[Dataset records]
--------------------------------

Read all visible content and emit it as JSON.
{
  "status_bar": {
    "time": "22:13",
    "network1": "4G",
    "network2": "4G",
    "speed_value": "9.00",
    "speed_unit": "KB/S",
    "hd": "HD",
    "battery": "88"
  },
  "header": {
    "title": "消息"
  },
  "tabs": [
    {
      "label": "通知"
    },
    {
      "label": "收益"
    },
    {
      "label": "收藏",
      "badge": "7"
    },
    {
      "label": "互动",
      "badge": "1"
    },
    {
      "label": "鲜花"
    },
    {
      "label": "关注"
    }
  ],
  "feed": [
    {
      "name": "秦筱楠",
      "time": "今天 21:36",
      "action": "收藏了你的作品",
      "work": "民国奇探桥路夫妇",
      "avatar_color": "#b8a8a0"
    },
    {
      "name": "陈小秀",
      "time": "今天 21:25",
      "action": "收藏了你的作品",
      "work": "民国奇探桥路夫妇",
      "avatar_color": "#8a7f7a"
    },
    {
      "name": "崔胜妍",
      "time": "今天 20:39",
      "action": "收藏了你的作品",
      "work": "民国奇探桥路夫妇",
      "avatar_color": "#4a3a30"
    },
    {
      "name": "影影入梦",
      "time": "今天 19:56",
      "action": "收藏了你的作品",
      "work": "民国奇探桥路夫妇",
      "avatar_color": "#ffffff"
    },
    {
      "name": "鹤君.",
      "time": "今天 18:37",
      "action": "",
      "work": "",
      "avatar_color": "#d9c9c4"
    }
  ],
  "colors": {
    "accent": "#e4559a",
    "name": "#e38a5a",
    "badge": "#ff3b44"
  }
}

--------------------------------

■ AIM OF THE EXERCISE
Pull every line holding "time" out of the records.

■ EXERCISE RESPONSE
    "time": "22:13",
      "time": "今天 21:36",
      "time": "今天 21:25",
      "time": "今天 20:39",
      "time": "今天 19:56",
      "time": "今天 18:37",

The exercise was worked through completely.